=== EXCERPTED RECORDS ===

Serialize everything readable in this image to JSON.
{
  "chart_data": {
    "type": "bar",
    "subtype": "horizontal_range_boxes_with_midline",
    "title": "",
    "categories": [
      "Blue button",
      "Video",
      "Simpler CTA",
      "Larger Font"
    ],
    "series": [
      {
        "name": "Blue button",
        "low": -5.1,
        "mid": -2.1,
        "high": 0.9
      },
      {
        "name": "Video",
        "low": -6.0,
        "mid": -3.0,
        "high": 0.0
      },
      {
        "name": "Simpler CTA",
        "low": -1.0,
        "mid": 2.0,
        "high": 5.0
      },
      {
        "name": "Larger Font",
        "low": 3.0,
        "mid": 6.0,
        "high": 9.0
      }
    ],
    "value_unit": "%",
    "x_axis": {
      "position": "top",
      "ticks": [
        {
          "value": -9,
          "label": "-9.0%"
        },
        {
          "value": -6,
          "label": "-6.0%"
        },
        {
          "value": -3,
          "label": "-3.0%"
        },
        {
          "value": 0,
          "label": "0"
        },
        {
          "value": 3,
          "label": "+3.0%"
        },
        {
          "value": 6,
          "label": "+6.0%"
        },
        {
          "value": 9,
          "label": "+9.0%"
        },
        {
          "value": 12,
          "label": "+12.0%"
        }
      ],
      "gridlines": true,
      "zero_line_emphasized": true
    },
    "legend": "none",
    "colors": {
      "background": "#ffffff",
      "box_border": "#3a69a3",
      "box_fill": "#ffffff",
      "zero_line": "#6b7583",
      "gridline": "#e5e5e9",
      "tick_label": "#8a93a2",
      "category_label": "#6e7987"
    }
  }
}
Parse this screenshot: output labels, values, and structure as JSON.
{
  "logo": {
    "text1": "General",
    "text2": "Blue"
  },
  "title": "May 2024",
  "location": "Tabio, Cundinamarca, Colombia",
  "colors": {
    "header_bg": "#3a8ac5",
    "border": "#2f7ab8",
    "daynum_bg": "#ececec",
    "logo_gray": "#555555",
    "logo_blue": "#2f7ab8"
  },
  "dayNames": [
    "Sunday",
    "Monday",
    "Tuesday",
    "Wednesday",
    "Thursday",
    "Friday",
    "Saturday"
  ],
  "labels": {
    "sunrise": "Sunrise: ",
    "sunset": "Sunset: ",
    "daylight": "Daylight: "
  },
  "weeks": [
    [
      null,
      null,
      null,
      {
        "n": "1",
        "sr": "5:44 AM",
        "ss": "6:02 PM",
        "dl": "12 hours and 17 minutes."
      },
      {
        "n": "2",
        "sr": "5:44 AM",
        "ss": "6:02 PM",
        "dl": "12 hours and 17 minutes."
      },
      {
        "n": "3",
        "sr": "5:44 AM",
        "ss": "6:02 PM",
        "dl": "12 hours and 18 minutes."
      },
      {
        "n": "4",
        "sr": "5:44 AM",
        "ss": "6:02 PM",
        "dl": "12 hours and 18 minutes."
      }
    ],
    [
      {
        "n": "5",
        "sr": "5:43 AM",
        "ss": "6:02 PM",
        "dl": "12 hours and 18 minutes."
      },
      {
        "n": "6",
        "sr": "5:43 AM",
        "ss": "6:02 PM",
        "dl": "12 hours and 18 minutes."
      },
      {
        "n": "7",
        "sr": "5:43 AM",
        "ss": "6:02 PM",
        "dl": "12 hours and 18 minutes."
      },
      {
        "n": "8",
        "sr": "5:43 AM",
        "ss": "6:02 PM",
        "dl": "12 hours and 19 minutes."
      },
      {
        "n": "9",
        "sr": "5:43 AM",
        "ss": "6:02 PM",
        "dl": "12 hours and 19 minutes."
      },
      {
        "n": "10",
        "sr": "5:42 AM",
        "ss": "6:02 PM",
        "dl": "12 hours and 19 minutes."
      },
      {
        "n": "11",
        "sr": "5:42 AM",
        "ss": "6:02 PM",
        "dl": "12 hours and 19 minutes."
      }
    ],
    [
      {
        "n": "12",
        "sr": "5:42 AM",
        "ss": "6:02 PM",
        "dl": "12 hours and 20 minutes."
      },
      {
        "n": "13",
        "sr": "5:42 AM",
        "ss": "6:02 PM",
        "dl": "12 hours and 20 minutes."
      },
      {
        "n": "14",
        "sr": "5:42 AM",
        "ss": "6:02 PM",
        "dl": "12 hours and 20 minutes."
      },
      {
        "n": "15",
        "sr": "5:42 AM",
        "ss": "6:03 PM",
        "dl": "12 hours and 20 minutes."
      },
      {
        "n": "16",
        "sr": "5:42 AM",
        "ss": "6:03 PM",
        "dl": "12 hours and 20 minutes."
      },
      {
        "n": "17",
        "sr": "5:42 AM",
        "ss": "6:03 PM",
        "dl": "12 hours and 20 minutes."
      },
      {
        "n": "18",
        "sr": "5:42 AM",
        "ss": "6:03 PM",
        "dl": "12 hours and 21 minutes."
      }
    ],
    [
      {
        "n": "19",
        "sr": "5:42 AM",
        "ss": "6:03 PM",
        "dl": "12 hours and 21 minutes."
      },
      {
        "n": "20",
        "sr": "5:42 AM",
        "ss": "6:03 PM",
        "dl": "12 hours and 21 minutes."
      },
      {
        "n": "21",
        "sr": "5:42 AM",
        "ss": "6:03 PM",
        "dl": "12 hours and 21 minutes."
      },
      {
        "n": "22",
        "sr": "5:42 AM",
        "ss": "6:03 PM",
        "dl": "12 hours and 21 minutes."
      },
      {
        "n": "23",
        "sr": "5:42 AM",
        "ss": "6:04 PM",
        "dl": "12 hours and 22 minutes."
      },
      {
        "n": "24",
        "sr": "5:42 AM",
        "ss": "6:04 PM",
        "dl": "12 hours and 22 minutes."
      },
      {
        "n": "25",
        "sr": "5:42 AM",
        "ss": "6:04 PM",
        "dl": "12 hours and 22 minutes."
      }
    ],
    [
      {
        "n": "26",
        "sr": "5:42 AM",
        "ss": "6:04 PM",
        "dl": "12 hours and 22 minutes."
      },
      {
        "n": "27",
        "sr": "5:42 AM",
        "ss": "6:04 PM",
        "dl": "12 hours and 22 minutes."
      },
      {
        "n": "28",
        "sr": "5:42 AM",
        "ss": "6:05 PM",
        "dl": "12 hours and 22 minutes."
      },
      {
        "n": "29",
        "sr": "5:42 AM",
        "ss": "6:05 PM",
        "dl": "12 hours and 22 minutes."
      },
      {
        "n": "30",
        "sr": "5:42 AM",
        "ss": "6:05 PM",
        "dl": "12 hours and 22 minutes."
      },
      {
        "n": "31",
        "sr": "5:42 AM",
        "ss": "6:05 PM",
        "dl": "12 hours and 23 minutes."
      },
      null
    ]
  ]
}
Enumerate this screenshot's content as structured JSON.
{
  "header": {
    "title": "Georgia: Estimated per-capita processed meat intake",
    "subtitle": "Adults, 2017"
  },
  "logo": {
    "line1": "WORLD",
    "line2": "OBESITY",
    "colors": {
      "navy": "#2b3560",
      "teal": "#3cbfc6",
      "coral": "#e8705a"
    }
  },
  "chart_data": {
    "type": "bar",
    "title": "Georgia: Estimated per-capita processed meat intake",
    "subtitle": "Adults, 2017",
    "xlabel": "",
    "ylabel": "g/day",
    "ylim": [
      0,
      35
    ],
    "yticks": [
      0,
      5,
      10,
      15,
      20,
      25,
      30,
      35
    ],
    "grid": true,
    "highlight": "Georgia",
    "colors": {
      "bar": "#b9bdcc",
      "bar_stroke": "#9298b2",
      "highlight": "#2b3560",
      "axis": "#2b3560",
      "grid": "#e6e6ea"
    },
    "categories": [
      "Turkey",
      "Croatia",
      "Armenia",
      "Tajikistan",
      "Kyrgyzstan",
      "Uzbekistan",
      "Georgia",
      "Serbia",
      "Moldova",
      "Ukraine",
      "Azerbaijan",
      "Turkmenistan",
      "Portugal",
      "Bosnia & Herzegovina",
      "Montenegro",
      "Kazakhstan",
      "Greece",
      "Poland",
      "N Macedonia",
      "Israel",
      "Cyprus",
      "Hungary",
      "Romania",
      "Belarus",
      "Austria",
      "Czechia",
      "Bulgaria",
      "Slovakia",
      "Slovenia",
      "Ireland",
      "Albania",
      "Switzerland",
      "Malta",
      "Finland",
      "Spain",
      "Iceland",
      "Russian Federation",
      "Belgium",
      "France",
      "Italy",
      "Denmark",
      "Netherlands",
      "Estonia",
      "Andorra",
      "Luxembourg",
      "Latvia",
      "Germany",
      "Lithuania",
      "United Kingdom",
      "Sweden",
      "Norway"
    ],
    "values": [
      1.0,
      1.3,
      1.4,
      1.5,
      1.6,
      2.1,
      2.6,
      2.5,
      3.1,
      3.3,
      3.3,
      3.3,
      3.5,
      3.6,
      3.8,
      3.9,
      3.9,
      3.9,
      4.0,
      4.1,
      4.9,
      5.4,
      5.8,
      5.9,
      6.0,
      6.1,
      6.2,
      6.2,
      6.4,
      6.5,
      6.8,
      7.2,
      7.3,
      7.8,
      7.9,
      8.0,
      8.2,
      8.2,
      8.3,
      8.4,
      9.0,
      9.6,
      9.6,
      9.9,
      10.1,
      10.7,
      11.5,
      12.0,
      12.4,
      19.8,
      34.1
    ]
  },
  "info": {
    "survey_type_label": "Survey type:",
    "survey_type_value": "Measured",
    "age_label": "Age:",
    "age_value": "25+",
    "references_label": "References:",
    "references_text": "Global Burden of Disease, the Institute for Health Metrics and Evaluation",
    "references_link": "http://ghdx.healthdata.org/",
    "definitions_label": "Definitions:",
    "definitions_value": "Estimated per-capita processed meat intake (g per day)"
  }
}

===

Show every line in the entries where the string "Georgia" occurs.

(OUTPUT FOR THIS TASK):
    "title": "Georgia: Estimated per-capita processed meat intake",
    "title": "Georgia: Estimated per-capita processed meat intake",
    "highlight": "Georgia",
      "Georgia",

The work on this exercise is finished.